- _Record list_:
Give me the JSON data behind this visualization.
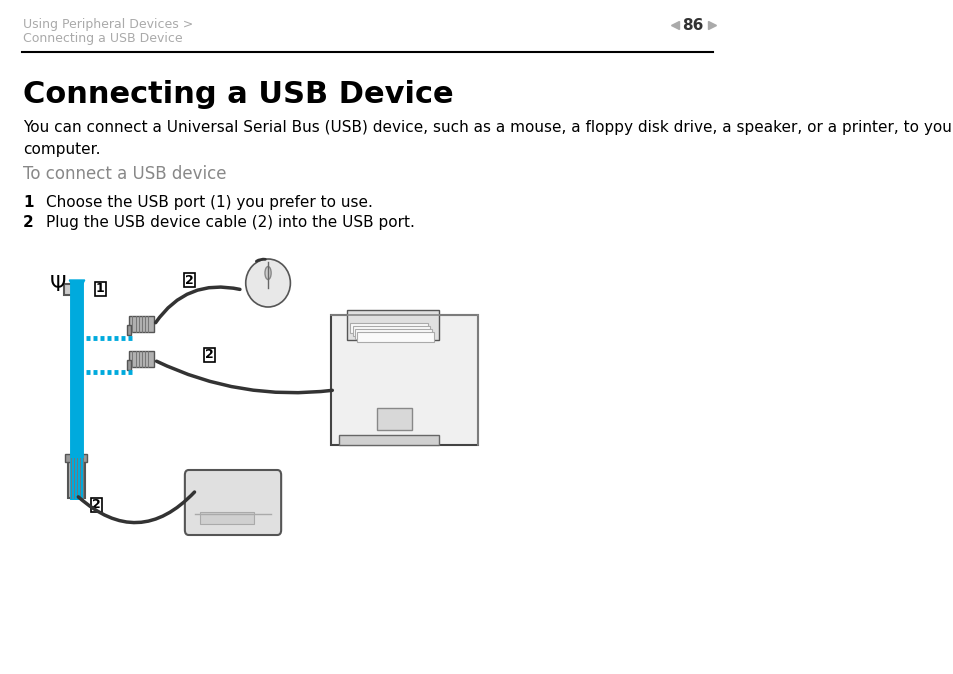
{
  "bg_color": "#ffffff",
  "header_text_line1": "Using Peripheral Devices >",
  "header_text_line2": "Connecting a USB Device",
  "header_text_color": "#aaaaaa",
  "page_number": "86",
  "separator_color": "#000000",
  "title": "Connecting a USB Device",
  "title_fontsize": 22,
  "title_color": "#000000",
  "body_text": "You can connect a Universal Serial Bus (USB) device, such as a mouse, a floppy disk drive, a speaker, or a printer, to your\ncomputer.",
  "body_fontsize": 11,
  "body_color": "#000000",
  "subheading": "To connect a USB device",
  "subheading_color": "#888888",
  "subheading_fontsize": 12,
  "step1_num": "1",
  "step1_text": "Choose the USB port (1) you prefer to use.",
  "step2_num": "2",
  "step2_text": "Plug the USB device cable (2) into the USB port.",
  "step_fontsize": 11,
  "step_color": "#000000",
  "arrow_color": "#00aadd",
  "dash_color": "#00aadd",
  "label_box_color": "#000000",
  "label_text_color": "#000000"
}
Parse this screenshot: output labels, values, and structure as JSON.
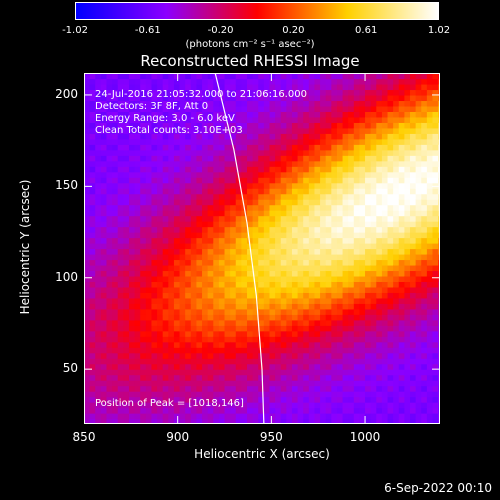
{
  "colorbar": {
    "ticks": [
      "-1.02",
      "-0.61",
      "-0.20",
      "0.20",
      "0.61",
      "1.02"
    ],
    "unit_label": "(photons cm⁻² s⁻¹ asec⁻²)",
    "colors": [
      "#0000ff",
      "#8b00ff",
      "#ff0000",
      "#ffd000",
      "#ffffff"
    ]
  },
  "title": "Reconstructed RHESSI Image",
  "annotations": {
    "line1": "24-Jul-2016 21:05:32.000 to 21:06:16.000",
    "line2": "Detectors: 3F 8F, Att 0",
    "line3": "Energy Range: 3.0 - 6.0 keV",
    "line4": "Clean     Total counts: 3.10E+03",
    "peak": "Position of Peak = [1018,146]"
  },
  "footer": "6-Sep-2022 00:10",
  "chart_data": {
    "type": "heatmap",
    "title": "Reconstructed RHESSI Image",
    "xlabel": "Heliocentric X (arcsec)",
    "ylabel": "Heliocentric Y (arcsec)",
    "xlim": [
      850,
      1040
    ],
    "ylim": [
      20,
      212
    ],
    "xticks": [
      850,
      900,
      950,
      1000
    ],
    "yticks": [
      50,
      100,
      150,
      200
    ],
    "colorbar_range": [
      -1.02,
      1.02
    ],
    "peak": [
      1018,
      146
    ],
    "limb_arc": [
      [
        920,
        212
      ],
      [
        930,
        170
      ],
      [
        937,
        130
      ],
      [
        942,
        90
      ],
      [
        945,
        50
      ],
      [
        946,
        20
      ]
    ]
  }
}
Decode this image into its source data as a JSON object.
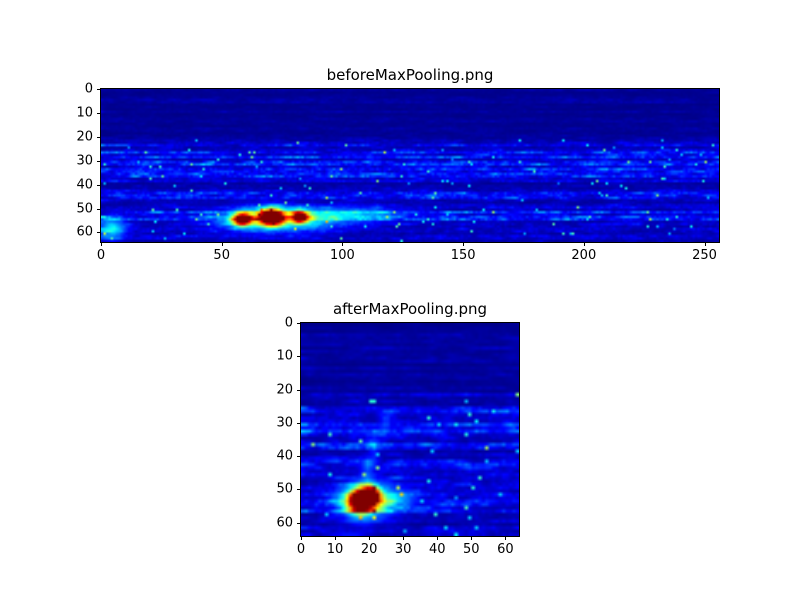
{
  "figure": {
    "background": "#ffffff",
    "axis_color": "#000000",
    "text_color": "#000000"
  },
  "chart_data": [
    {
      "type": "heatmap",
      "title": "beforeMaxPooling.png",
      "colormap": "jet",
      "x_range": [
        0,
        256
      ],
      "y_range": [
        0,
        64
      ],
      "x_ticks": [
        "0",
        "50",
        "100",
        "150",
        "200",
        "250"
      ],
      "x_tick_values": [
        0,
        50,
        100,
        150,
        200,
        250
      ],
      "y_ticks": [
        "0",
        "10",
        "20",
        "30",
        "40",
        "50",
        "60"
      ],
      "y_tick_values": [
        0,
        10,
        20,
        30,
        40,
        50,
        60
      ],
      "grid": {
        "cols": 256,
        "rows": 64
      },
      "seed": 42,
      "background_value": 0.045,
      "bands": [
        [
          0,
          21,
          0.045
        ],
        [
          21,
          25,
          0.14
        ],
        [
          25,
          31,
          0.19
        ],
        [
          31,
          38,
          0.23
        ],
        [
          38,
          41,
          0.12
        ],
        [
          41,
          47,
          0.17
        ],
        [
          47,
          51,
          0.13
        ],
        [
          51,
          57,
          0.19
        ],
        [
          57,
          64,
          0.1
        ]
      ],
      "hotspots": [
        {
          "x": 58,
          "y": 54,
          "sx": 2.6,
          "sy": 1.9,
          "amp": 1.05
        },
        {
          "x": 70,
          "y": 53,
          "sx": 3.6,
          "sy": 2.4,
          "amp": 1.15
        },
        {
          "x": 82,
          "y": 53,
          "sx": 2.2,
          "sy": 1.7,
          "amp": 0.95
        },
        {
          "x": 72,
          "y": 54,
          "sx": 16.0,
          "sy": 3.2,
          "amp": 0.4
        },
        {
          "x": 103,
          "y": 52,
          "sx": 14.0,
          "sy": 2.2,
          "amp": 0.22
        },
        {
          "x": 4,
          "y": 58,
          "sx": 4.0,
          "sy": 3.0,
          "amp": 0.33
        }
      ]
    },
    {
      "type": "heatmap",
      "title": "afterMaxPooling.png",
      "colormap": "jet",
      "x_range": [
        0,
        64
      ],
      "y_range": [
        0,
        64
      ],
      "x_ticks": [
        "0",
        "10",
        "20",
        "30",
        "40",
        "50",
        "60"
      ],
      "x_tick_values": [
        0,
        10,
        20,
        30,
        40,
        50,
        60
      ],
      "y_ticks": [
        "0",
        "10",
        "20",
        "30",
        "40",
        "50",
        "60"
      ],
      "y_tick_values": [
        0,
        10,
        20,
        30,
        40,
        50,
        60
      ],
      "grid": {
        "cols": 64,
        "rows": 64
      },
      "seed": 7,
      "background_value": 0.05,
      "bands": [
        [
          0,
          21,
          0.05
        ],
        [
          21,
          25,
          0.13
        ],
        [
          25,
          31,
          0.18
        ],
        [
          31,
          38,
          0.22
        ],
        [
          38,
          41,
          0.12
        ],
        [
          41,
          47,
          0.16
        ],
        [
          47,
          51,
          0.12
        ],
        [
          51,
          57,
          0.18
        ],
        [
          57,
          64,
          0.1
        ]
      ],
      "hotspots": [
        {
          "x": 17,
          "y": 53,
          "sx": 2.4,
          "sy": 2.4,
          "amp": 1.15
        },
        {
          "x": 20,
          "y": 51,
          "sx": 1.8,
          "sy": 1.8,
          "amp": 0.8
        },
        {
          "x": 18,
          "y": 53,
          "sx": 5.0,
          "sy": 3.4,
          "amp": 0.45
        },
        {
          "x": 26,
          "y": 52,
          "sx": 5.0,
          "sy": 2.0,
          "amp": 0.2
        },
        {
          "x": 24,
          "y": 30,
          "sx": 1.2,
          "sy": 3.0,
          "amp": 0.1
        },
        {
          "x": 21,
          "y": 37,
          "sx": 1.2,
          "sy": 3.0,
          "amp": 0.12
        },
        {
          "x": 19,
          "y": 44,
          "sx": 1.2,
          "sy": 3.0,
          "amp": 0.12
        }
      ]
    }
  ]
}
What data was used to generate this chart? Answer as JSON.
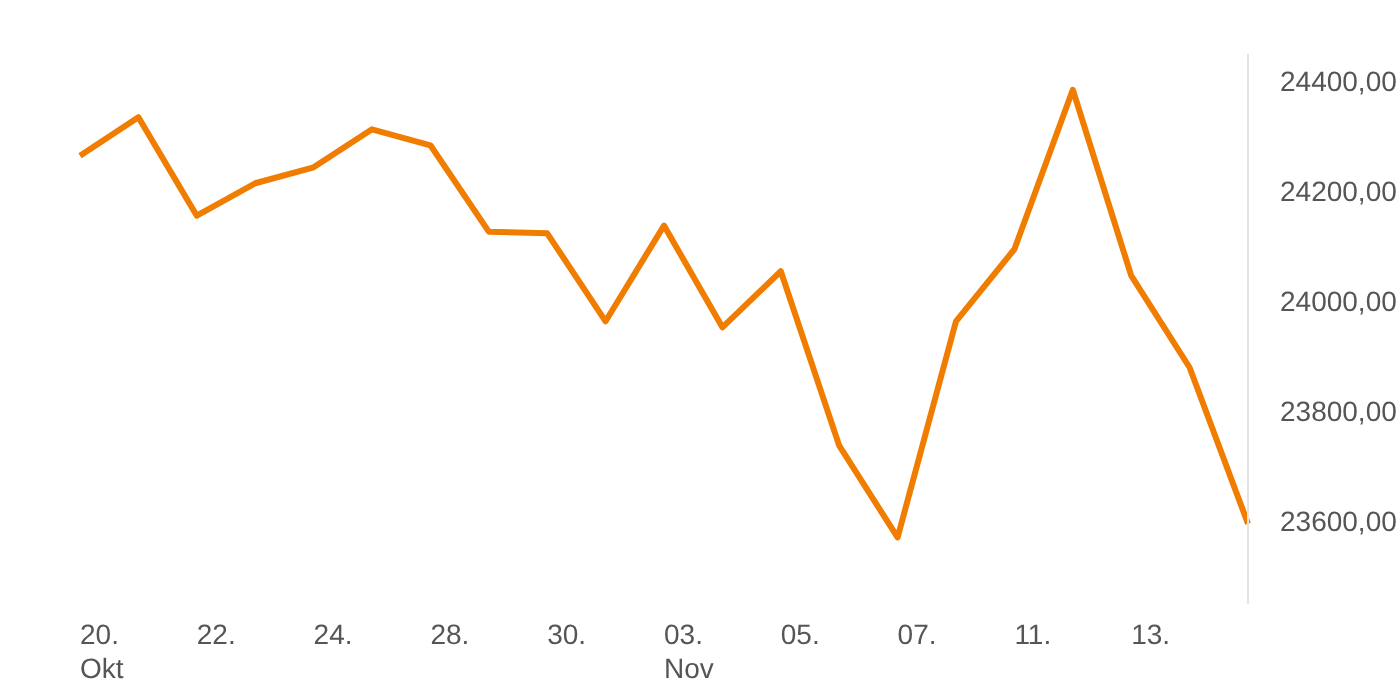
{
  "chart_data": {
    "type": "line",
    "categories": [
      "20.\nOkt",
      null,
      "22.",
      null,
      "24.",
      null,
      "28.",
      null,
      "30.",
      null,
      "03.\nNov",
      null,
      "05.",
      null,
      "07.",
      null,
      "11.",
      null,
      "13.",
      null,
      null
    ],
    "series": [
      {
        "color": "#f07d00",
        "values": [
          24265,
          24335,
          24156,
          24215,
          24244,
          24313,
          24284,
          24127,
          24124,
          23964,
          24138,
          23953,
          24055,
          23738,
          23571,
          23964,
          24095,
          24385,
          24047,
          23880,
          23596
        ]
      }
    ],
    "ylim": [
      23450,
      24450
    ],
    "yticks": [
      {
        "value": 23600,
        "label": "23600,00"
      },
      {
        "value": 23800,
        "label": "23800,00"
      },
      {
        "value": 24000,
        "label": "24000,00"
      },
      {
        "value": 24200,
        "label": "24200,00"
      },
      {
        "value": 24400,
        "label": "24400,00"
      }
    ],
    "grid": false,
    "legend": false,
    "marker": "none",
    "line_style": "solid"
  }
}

- _Set problem_:
Quote the listing above in full, except for the pictures.

- _Full response_:
Give me the JSON data behind this visualization.
{
  "bg_color": "#ffffff",
  "header_text_line1": "Using Peripheral Devices >",
  "header_text_line2": "Connecting a USB Device",
  "header_text_color": "#aaaaaa",
  "page_number": "86",
  "separator_color": "#000000",
  "title": "Connecting a USB Device",
  "title_fontsize": 22,
  "title_color": "#000000",
  "body_text": "You can connect a Universal Serial Bus (USB) device, such as a mouse, a floppy disk drive, a speaker, or a printer, to your\ncomputer.",
  "body_fontsize": 11,
  "body_color": "#000000",
  "subheading": "To connect a USB device",
  "subheading_color": "#888888",
  "subheading_fontsize": 12,
  "step1_num": "1",
  "step1_text": "Choose the USB port (1) you prefer to use.",
  "step2_num": "2",
  "step2_text": "Plug the USB device cable (2) into the USB port.",
  "step_fontsize": 11,
  "step_color": "#000000",
  "arrow_color": "#00aadd",
  "dash_color": "#00aadd",
  "label_box_color": "#000000",
  "label_text_color": "#000000"
}
Parse this screenshot: output labels, values, and structure as JSON.
{
  "colorbar": {
    "ticks": [
      "-1.02",
      "-0.61",
      "-0.20",
      "0.20",
      "0.61",
      "1.02"
    ],
    "unit_label": "(photons cm⁻² s⁻¹ asec⁻²)",
    "colors": [
      "#0000ff",
      "#8b00ff",
      "#ff0000",
      "#ffd000",
      "#ffffff"
    ]
  },
  "title": "Reconstructed RHESSI Image",
  "annotations": {
    "line1": "24-Jul-2016 21:05:32.000 to 21:06:16.000",
    "line2": "Detectors: 3F 8F, Att 0",
    "line3": "Energy Range: 3.0 - 6.0 keV",
    "line4": "Clean     Total counts: 3.10E+03",
    "peak": "Position of Peak = [1018,146]"
  },
  "footer": "6-Sep-2022 00:10",
  "chart_data": {
    "type": "heatmap",
    "title": "Reconstructed RHESSI Image",
    "xlabel": "Heliocentric X (arcsec)",
    "ylabel": "Heliocentric Y (arcsec)",
    "xlim": [
      850,
      1040
    ],
    "ylim": [
      20,
      212
    ],
    "xticks": [
      850,
      900,
      950,
      1000
    ],
    "yticks": [
      50,
      100,
      150,
      200
    ],
    "colorbar_range": [
      -1.02,
      1.02
    ],
    "peak": [
      1018,
      146
    ],
    "limb_arc": [
      [
        920,
        212
      ],
      [
        930,
        170
      ],
      [
        937,
        130
      ],
      [
        942,
        90
      ],
      [
        945,
        50
      ],
      [
        946,
        20
      ]
    ]
  }
}
Decode this image into its source data as a JSON object.
{
  "figure": {
    "background": "#ffffff",
    "axis_color": "#000000",
    "text_color": "#000000"
  },
  "chart_data": [
    {
      "type": "heatmap",
      "title": "beforeMaxPooling.png",
      "colormap": "jet",
      "x_range": [
        0,
        256
      ],
      "y_range": [
        0,
        64
      ],
      "x_ticks": [
        "0",
        "50",
        "100",
        "150",
        "200",
        "250"
      ],
      "x_tick_values": [
        0,
        50,
        100,
        150,
        200,
        250
      ],
      "y_ticks": [
        "0",
        "10",
        "20",
        "30",
        "40",
        "50",
        "60"
      ],
      "y_tick_values": [
        0,
        10,
        20,
        30,
        40,
        50,
        60
      ],
      "grid": {
        "cols": 256,
        "rows": 64
      },
      "seed": 42,
      "background_value": 0.045,
      "bands": [
        [
          0,
          21,
          0.045
        ],
        [
          21,
          25,
          0.14
        ],
        [
          25,
          31,
          0.19
        ],
        [
          31,
          38,
          0.23
        ],
        [
          38,
          41,
          0.12
        ],
        [
          41,
          47,
          0.17
        ],
        [
          47,
          51,
          0.13
        ],
        [
          51,
          57,
          0.19
        ],
        [
          57,
          64,
          0.1
        ]
      ],
      "hotspots": [
        {
          "x": 58,
          "y": 54,
          "sx": 2.6,
          "sy": 1.9,
          "amp": 1.05
        },
        {
          "x": 70,
          "y": 53,
          "sx": 3.6,
          "sy": 2.4,
          "amp": 1.15
        },
        {
          "x": 82,
          "y": 53,
          "sx": 2.2,
          "sy": 1.7,
          "amp": 0.95
        },
        {
          "x": 72,
          "y": 54,
          "sx": 16.0,
          "sy": 3.2,
          "amp": 0.4
        },
        {
          "x": 103,
          "y": 52,
          "sx": 14.0,
          "sy": 2.2,
          "amp": 0.22
        },
        {
          "x": 4,
          "y": 58,
          "sx": 4.0,
          "sy": 3.0,
          "amp": 0.33
        }
      ]
    },
    {
      "type": "heatmap",
      "title": "afterMaxPooling.png",
      "colormap": "jet",
      "x_range": [
        0,
        64
      ],
      "y_range": [
        0,
        64
      ],
      "x_ticks": [
        "0",
        "10",
        "20",
        "30",
        "40",
        "50",
        "60"
      ],
      "x_tick_values": [
        0,
        10,
        20,
        30,
        40,
        50,
        60
      ],
      "y_ticks": [
        "0",
        "10",
        "20",
        "30",
        "40",
        "50",
        "60"
      ],
      "y_tick_values": [
        0,
        10,
        20,
        30,
        40,
        50,
        60
      ],
      "grid": {
        "cols": 64,
        "rows": 64
      },
      "seed": 7,
      "background_value": 0.05,
      "bands": [
        [
          0,
          21,
          0.05
        ],
        [
          21,
          25,
          0.13
        ],
        [
          25,
          31,
          0.18
        ],
        [
          31,
          38,
          0.22
        ],
        [
          38,
          41,
          0.12
        ],
        [
          41,
          47,
          0.16
        ],
        [
          47,
          51,
          0.12
        ],
        [
          51,
          57,
          0.18
        ],
        [
          57,
          64,
          0.1
        ]
      ],
      "hotspots": [
        {
          "x": 17,
          "y": 53,
          "sx": 2.4,
          "sy": 2.4,
          "amp": 1.15
        },
        {
          "x": 20,
          "y": 51,
          "sx": 1.8,
          "sy": 1.8,
          "amp": 0.8
        },
        {
          "x": 18,
          "y": 53,
          "sx": 5.0,
          "sy": 3.4,
          "amp": 0.45
        },
        {
          "x": 26,
          "y": 52,
          "sx": 5.0,
          "sy": 2.0,
          "amp": 0.2
        },
        {
          "x": 24,
          "y": 30,
          "sx": 1.2,
          "sy": 3.0,
          "amp": 0.1
        },
        {
          "x": 21,
          "y": 37,
          "sx": 1.2,
          "sy": 3.0,
          "amp": 0.12
        },
        {
          "x": 19,
          "y": 44,
          "sx": 1.2,
          "sy": 3.0,
          "amp": 0.12
        }
      ]
    }
  ]
}
What data was used to generate this chart? Answer as JSON.
{
  "chart_data": {
    "type": "line",
    "categories": [
      "20.\nOkt",
      null,
      "22.",
      null,
      "24.",
      null,
      "28.",
      null,
      "30.",
      null,
      "03.\nNov",
      null,
      "05.",
      null,
      "07.",
      null,
      "11.",
      null,
      "13.",
      null,
      null
    ],
    "series": [
      {
        "color": "#f07d00",
        "values": [
          24265,
          24335,
          24156,
          24215,
          24244,
          24313,
          24284,
          24127,
          24124,
          23964,
          24138,
          23953,
          24055,
          23738,
          23571,
          23964,
          24095,
          24385,
          24047,
          23880,
          23596
        ]
      }
    ],
    "ylim": [
      23450,
      24450
    ],
    "yticks": [
      {
        "value": 23600,
        "label": "23600,00"
      },
      {
        "value": 23800,
        "label": "23800,00"
      },
      {
        "value": 24000,
        "label": "24000,00"
      },
      {
        "value": 24200,
        "label": "24200,00"
      },
      {
        "value": 24400,
        "label": "24400,00"
      }
    ],
    "grid": false,
    "legend": false,
    "marker": "none",
    "line_style": "solid"
  }
}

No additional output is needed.